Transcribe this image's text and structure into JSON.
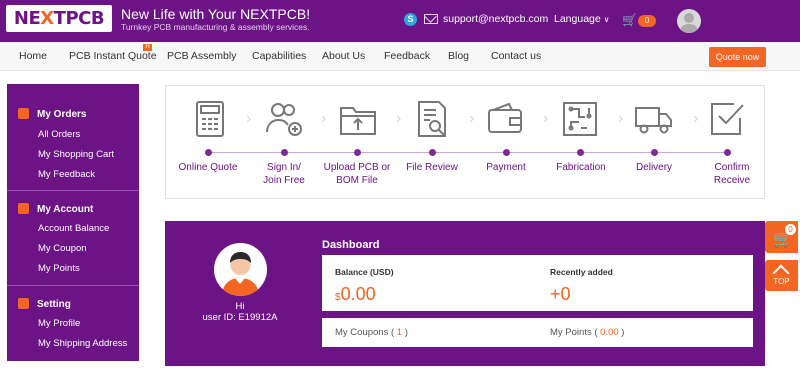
{
  "header": {
    "logo": "NEXTPCB",
    "tagline": "New Life with Your NEXTPCB!",
    "subtagline": "Turnkey PCB manufacturing & assembly services.",
    "email": "support@nextpcb.com",
    "language": "Language",
    "cart_count": "0",
    "skype_glyph": "S"
  },
  "nav": {
    "items": [
      "Home",
      "PCB Instant Quote",
      "PCB Assembly",
      "Capabilities",
      "About Us",
      "Feedback",
      "Blog",
      "Contact us"
    ],
    "hot_badge": "H",
    "quote_button": "Quote now"
  },
  "sidebar": {
    "orders": {
      "title": "My Orders",
      "links": [
        "All Orders",
        "My Shopping Cart",
        "My Feedback"
      ]
    },
    "account": {
      "title": "My Account",
      "links": [
        "Account Balance",
        "My Coupon",
        "My Points"
      ]
    },
    "setting": {
      "title": "Setting",
      "links": [
        "My Profile",
        "My Shipping Address"
      ]
    }
  },
  "steps": [
    {
      "label": "Online Quote",
      "icon": "calculator-icon"
    },
    {
      "label": "Sign In/\nJoin Free",
      "icon": "users-add-icon"
    },
    {
      "label": "Upload PCB or\nBOM File",
      "icon": "folder-upload-icon"
    },
    {
      "label": "File Review",
      "icon": "document-search-icon"
    },
    {
      "label": "Payment",
      "icon": "wallet-icon"
    },
    {
      "label": "Fabrication",
      "icon": "circuit-board-icon"
    },
    {
      "label": "Delivery",
      "icon": "truck-icon"
    },
    {
      "label": "Confirm\nReceive",
      "icon": "checkmark-icon"
    }
  ],
  "dashboard": {
    "title": "Dashboard",
    "greeting": "Hi",
    "user_id": "user ID: E19912A",
    "balance_label": "Balance (USD)",
    "balance_currency": "$",
    "balance_value": "0.00",
    "recent_label": "Recently added",
    "recent_value": "+0",
    "coupons_label": "My Coupons",
    "coupons_count": "1",
    "points_label": "My Points",
    "points_value": "0.00"
  },
  "floating": {
    "cart_count": "0",
    "top_label": "TOP"
  },
  "colors": {
    "brand_purple": "#6c1486",
    "accent_orange": "#f26522"
  }
}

PROBLEM: Leave out the pictures and restate everything else word for word.

RIGHT ANSWER:
Transcribe this image's text and structure into JSON.
{
  "header": {
    "logo": "NEXTPCB",
    "tagline": "New Life with Your NEXTPCB!",
    "subtagline": "Turnkey PCB manufacturing & assembly services.",
    "email": "support@nextpcb.com",
    "language": "Language",
    "cart_count": "0",
    "skype_glyph": "S"
  },
  "nav": {
    "items": [
      "Home",
      "PCB Instant Quote",
      "PCB Assembly",
      "Capabilities",
      "About Us",
      "Feedback",
      "Blog",
      "Contact us"
    ],
    "hot_badge": "H",
    "quote_button": "Quote now"
  },
  "sidebar": {
    "orders": {
      "title": "My Orders",
      "links": [
        "All Orders",
        "My Shopping Cart",
        "My Feedback"
      ]
    },
    "account": {
      "title": "My Account",
      "links": [
        "Account Balance",
        "My Coupon",
        "My Points"
      ]
    },
    "setting": {
      "title": "Setting",
      "links": [
        "My Profile",
        "My Shipping Address"
      ]
    }
  },
  "steps": [
    {
      "label": "Online Quote",
      "icon": "calculator-icon"
    },
    {
      "label": "Sign In/\nJoin Free",
      "icon": "users-add-icon"
    },
    {
      "label": "Upload PCB or\nBOM File",
      "icon": "folder-upload-icon"
    },
    {
      "label": "File Review",
      "icon": "document-search-icon"
    },
    {
      "label": "Payment",
      "icon": "wallet-icon"
    },
    {
      "label": "Fabrication",
      "icon": "circuit-board-icon"
    },
    {
      "label": "Delivery",
      "icon": "truck-icon"
    },
    {
      "label": "Confirm\nReceive",
      "icon": "checkmark-icon"
    }
  ],
  "dashboard": {
    "title": "Dashboard",
    "greeting": "Hi",
    "user_id": "user ID: E19912A",
    "balance_label": "Balance (USD)",
    "balance_currency": "$",
    "balance_value": "0.00",
    "recent_label": "Recently added",
    "recent_value": "+0",
    "coupons_label": "My Coupons",
    "coupons_count": "1",
    "points_label": "My Points",
    "points_value": "0.00"
  },
  "floating": {
    "cart_count": "0",
    "top_label": "TOP"
  },
  "colors": {
    "brand_purple": "#6c1486",
    "accent_orange": "#f26522"
  }
}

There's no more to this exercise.